Pick out each line of the records that includes the string "image", and copy it.

++++ Data for the task ++++

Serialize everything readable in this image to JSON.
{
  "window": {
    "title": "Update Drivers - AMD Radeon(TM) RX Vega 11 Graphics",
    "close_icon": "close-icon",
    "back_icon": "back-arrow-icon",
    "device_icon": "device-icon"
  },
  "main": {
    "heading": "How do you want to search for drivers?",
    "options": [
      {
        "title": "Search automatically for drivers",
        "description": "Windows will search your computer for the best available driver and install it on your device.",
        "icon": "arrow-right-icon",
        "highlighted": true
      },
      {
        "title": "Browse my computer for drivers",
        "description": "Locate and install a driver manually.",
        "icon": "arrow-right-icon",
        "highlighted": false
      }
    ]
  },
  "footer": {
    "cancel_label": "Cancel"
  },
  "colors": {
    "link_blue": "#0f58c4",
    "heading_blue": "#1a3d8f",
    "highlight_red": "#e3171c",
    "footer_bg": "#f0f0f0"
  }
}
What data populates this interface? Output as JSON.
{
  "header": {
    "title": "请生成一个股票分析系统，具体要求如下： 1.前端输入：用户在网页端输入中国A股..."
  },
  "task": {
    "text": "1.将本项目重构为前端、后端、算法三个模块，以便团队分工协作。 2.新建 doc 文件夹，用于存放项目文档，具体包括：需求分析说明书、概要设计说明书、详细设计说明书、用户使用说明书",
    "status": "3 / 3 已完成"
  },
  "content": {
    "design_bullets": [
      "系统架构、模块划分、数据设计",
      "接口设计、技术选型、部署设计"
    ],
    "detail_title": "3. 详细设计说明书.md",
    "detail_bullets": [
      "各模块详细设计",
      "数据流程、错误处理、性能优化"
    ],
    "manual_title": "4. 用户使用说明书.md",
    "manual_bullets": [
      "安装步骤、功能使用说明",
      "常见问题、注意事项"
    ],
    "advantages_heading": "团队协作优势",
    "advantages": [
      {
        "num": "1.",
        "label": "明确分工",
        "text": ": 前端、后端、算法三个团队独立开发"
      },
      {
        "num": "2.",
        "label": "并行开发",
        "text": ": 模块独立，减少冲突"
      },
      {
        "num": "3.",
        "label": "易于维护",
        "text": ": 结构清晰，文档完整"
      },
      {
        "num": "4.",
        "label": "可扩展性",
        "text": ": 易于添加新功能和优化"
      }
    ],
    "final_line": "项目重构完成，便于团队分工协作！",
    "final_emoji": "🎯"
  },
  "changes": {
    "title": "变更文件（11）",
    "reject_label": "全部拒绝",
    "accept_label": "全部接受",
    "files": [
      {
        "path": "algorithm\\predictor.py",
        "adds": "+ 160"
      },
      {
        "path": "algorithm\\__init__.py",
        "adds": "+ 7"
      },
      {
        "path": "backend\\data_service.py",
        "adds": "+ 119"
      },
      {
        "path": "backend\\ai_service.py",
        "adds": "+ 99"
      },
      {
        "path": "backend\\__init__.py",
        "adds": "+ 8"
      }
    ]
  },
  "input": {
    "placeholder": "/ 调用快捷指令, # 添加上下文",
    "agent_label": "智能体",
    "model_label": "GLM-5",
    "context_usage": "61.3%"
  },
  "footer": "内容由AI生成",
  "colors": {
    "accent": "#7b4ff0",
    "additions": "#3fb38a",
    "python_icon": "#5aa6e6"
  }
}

++++
++++ Data for the task ++++

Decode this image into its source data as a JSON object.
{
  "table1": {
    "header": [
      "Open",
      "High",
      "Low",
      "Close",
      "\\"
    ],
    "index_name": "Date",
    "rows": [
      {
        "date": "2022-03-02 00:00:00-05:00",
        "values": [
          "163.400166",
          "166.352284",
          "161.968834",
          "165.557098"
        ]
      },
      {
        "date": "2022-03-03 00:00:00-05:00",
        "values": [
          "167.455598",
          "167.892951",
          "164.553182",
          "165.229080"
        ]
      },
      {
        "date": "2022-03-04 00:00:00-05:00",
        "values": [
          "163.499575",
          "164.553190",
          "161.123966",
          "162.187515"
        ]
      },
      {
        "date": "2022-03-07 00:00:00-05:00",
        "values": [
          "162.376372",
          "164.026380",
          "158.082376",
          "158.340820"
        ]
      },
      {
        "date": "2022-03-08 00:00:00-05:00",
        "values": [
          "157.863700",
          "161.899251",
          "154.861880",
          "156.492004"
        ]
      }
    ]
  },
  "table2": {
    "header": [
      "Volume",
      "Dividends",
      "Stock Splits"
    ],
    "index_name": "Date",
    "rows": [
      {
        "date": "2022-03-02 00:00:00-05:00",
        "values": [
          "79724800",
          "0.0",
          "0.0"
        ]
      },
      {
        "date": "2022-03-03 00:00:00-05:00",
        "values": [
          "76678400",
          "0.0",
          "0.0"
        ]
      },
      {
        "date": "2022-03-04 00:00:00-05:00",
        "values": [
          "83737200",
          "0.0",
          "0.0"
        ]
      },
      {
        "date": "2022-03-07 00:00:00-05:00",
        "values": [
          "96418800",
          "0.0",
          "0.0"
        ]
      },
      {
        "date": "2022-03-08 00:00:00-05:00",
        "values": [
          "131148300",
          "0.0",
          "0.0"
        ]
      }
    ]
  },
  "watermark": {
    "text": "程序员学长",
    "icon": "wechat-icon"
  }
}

++++

→ **Task answer**:
Serialize everything readable in this image to JSON.
Decode this image into its source data as a JSON object.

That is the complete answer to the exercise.